* Begin *
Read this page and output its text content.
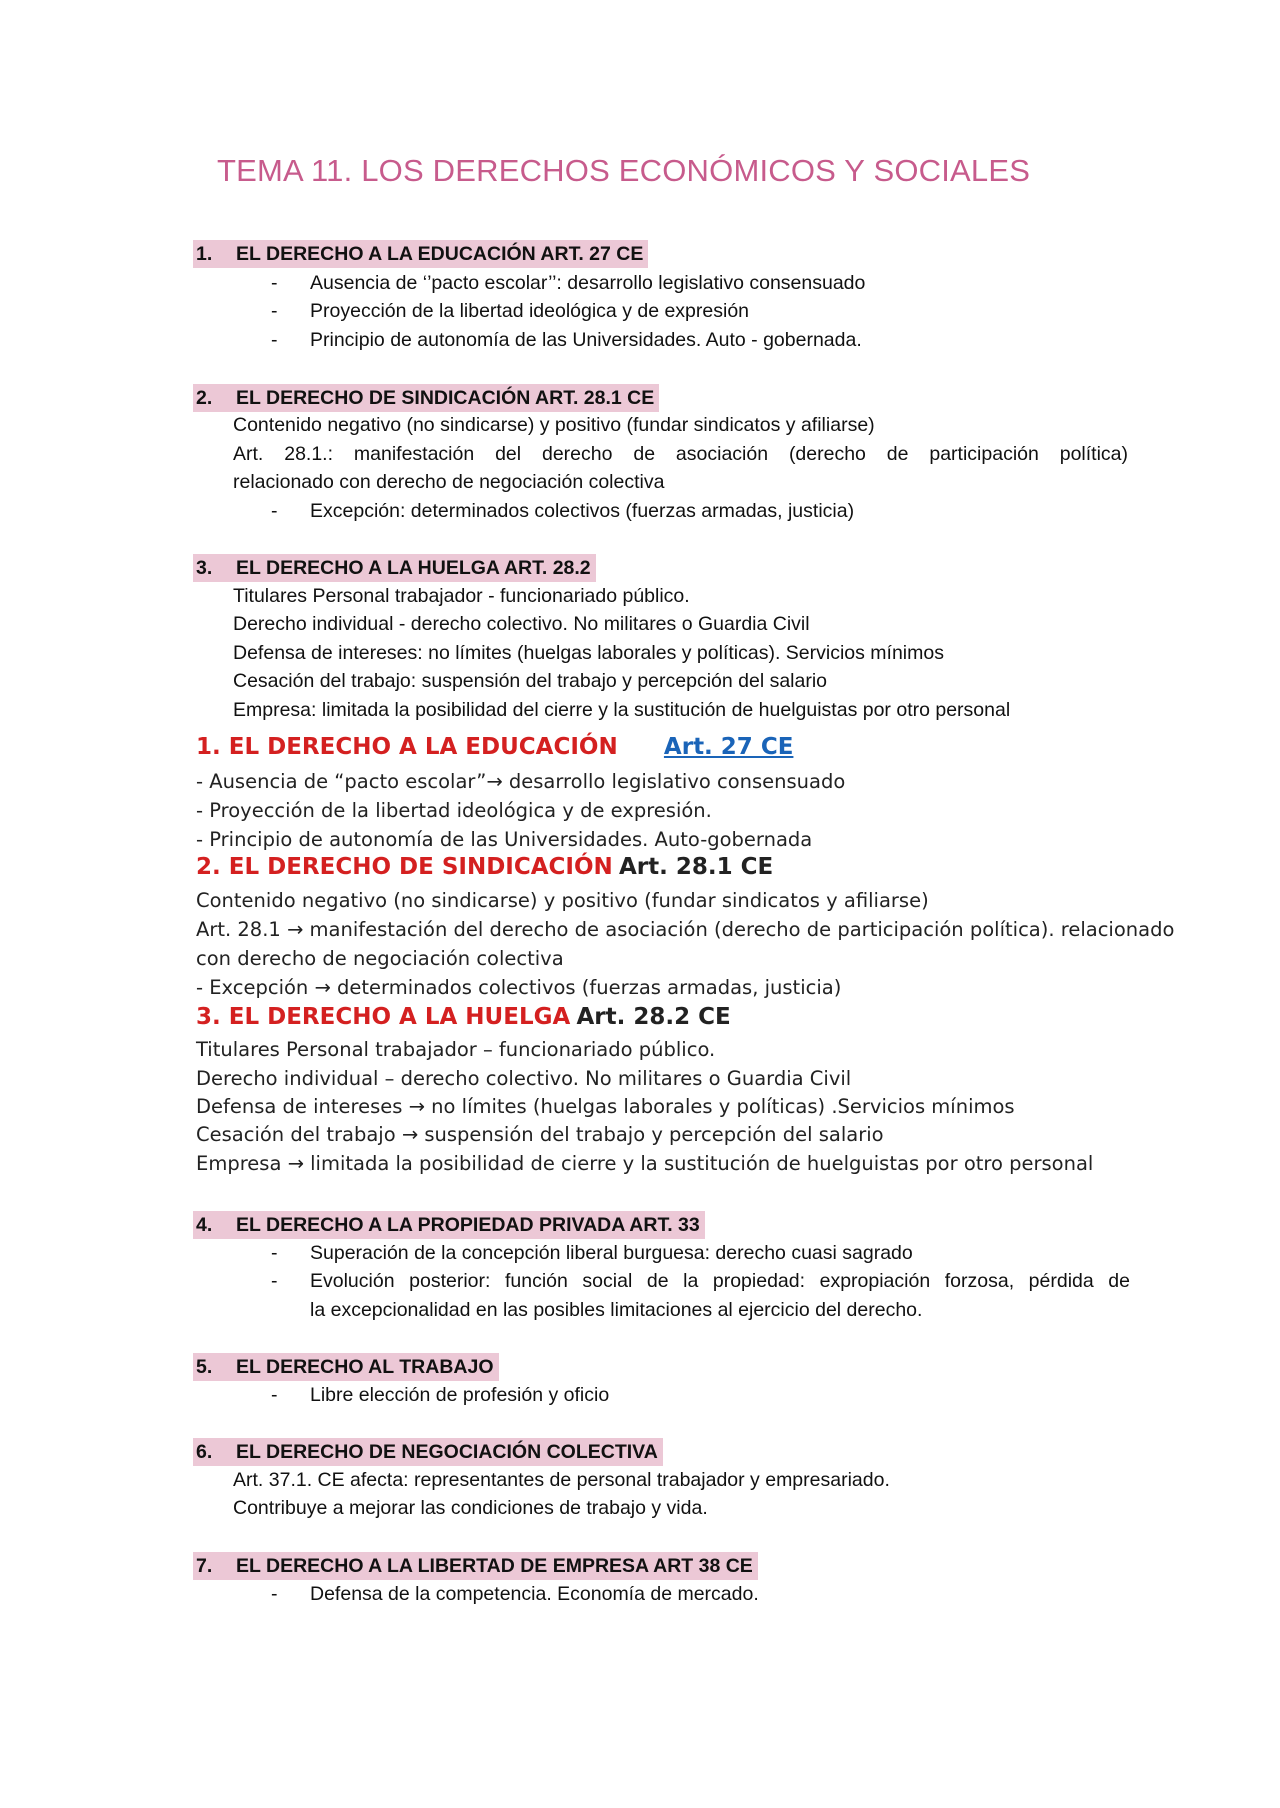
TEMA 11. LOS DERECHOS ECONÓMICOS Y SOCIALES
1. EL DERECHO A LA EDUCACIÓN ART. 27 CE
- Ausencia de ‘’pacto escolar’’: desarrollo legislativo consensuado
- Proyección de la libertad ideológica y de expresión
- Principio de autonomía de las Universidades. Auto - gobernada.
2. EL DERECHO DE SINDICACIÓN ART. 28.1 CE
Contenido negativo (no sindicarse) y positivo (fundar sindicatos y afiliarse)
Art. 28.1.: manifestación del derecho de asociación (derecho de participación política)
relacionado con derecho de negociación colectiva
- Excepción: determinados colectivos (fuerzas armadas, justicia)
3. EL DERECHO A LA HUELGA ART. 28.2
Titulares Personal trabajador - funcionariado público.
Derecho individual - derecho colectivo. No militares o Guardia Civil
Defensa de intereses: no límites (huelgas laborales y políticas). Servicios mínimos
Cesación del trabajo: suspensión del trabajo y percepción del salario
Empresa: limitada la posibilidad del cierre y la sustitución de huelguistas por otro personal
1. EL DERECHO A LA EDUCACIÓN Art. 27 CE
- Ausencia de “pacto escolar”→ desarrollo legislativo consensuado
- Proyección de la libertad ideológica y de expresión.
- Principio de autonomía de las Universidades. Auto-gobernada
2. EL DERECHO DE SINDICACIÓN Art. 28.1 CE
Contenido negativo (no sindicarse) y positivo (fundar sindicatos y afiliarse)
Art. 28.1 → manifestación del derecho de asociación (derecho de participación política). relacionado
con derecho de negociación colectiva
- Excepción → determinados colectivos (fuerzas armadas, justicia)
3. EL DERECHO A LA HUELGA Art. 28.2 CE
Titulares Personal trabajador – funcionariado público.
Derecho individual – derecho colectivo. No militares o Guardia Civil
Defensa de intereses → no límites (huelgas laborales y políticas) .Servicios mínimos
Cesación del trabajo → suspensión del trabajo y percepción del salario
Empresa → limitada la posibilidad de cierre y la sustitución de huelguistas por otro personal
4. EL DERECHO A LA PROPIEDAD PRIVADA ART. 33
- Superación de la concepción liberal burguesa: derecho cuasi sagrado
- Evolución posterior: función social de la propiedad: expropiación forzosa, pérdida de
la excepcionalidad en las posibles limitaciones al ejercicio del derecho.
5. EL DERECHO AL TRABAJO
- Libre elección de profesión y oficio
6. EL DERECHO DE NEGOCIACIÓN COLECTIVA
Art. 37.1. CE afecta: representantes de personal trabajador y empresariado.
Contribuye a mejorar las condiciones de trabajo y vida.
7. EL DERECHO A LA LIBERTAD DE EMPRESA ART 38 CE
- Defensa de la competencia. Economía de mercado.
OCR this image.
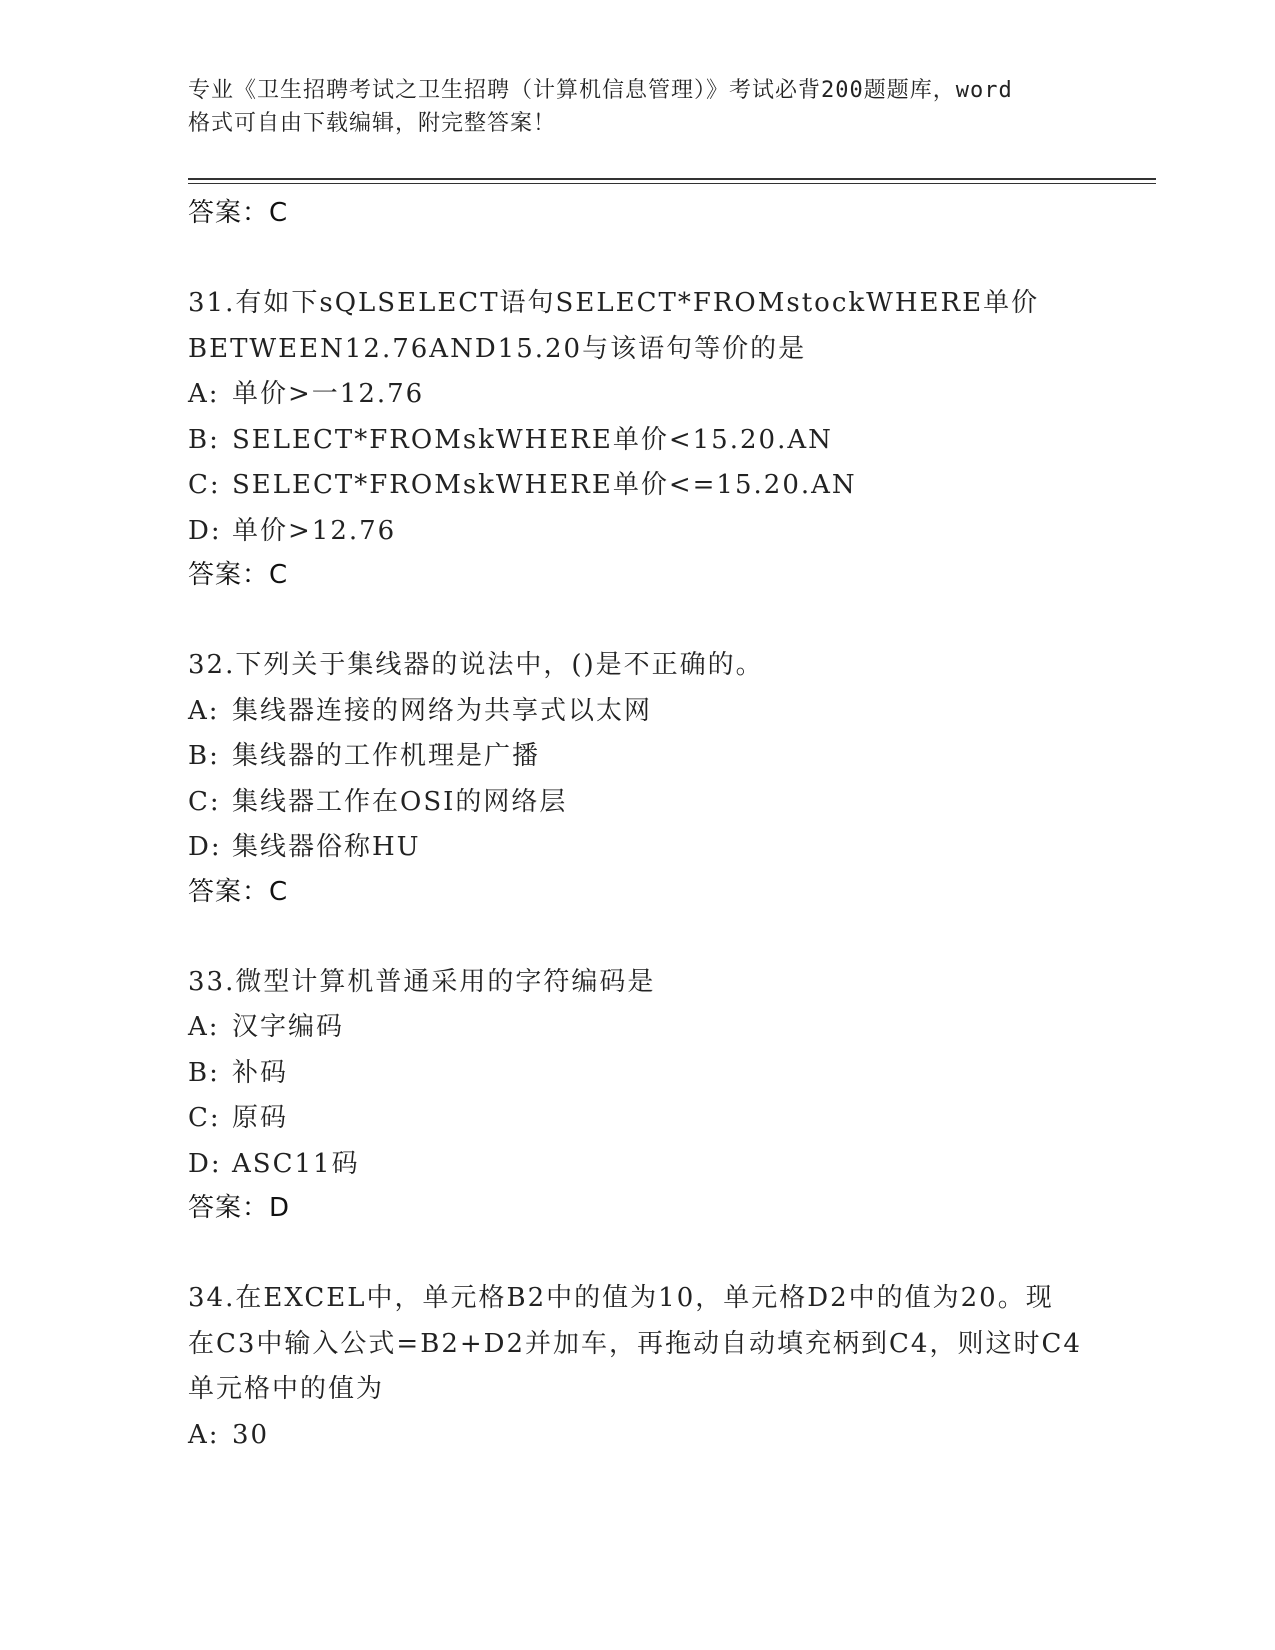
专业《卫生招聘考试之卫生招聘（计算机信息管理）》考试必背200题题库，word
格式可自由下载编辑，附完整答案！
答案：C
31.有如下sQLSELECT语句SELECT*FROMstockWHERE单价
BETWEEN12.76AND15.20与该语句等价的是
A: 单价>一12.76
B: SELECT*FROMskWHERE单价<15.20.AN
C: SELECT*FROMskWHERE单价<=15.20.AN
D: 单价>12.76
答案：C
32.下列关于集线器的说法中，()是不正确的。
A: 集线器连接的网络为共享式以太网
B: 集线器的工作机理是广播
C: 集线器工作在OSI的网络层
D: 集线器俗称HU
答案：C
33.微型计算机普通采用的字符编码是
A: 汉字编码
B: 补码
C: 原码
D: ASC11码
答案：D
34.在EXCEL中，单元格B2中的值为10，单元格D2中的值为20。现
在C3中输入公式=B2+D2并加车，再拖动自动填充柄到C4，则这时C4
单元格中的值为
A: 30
* End *
INSTRUCTIONS TO FOLLOW -> Without the pictures, copy the material exactly as given.

SOLUTION FOR THIS PROBLEM ->
Read this page and output its text content.
TEMA 11. LOS DERECHOS ECONÓMICOS Y SOCIALES
1. EL DERECHO A LA EDUCACIÓN ART. 27 CE
- Ausencia de ‘’pacto escolar’’: desarrollo legislativo consensuado
- Proyección de la libertad ideológica y de expresión
- Principio de autonomía de las Universidades. Auto - gobernada.
2. EL DERECHO DE SINDICACIÓN ART. 28.1 CE
Contenido negativo (no sindicarse) y positivo (fundar sindicatos y afiliarse)
Art. 28.1.: manifestación del derecho de asociación (derecho de participación política)
relacionado con derecho de negociación colectiva
- Excepción: determinados colectivos (fuerzas armadas, justicia)
3. EL DERECHO A LA HUELGA ART. 28.2
Titulares Personal trabajador - funcionariado público.
Derecho individual - derecho colectivo. No militares o Guardia Civil
Defensa de intereses: no límites (huelgas laborales y políticas). Servicios mínimos
Cesación del trabajo: suspensión del trabajo y percepción del salario
Empresa: limitada la posibilidad del cierre y la sustitución de huelguistas por otro personal
1. EL DERECHO A LA EDUCACIÓN Art. 27 CE
- Ausencia de “pacto escolar”→ desarrollo legislativo consensuado
- Proyección de la libertad ideológica y de expresión.
- Principio de autonomía de las Universidades. Auto-gobernada
2. EL DERECHO DE SINDICACIÓN Art. 28.1 CE
Contenido negativo (no sindicarse) y positivo (fundar sindicatos y afiliarse)
Art. 28.1 → manifestación del derecho de asociación (derecho de participación política). relacionado
con derecho de negociación colectiva
- Excepción → determinados colectivos (fuerzas armadas, justicia)
3. EL DERECHO A LA HUELGA Art. 28.2 CE
Titulares Personal trabajador – funcionariado público.
Derecho individual – derecho colectivo. No militares o Guardia Civil
Defensa de intereses → no límites (huelgas laborales y políticas) .Servicios mínimos
Cesación del trabajo → suspensión del trabajo y percepción del salario
Empresa → limitada la posibilidad de cierre y la sustitución de huelguistas por otro personal
4. EL DERECHO A LA PROPIEDAD PRIVADA ART. 33
- Superación de la concepción liberal burguesa: derecho cuasi sagrado
- Evolución posterior: función social de la propiedad: expropiación forzosa, pérdida de
la excepcionalidad en las posibles limitaciones al ejercicio del derecho.
5. EL DERECHO AL TRABAJO
- Libre elección de profesión y oficio
6. EL DERECHO DE NEGOCIACIÓN COLECTIVA
Art. 37.1. CE afecta: representantes de personal trabajador y empresariado.
Contribuye a mejorar las condiciones de trabajo y vida.
7. EL DERECHO A LA LIBERTAD DE EMPRESA ART 38 CE
- Defensa de la competencia. Economía de mercado.
OCR this image.
专业《卫生招聘考试之卫生招聘（计算机信息管理）》考试必背200题题库，word
格式可自由下载编辑，附完整答案！
答案：C
31.有如下sQLSELECT语句SELECT*FROMstockWHERE单价
BETWEEN12.76AND15.20与该语句等价的是
A: 单价>一12.76
B: SELECT*FROMskWHERE单价<15.20.AN
C: SELECT*FROMskWHERE单价<=15.20.AN
D: 单价>12.76
答案：C
32.下列关于集线器的说法中，()是不正确的。
A: 集线器连接的网络为共享式以太网
B: 集线器的工作机理是广播
C: 集线器工作在OSI的网络层
D: 集线器俗称HU
答案：C
33.微型计算机普通采用的字符编码是
A: 汉字编码
B: 补码
C: 原码
D: ASC11码
答案：D
34.在EXCEL中，单元格B2中的值为10，单元格D2中的值为20。现
在C3中输入公式=B2+D2并加车，再拖动自动填充柄到C4，则这时C4
单元格中的值为
A: 30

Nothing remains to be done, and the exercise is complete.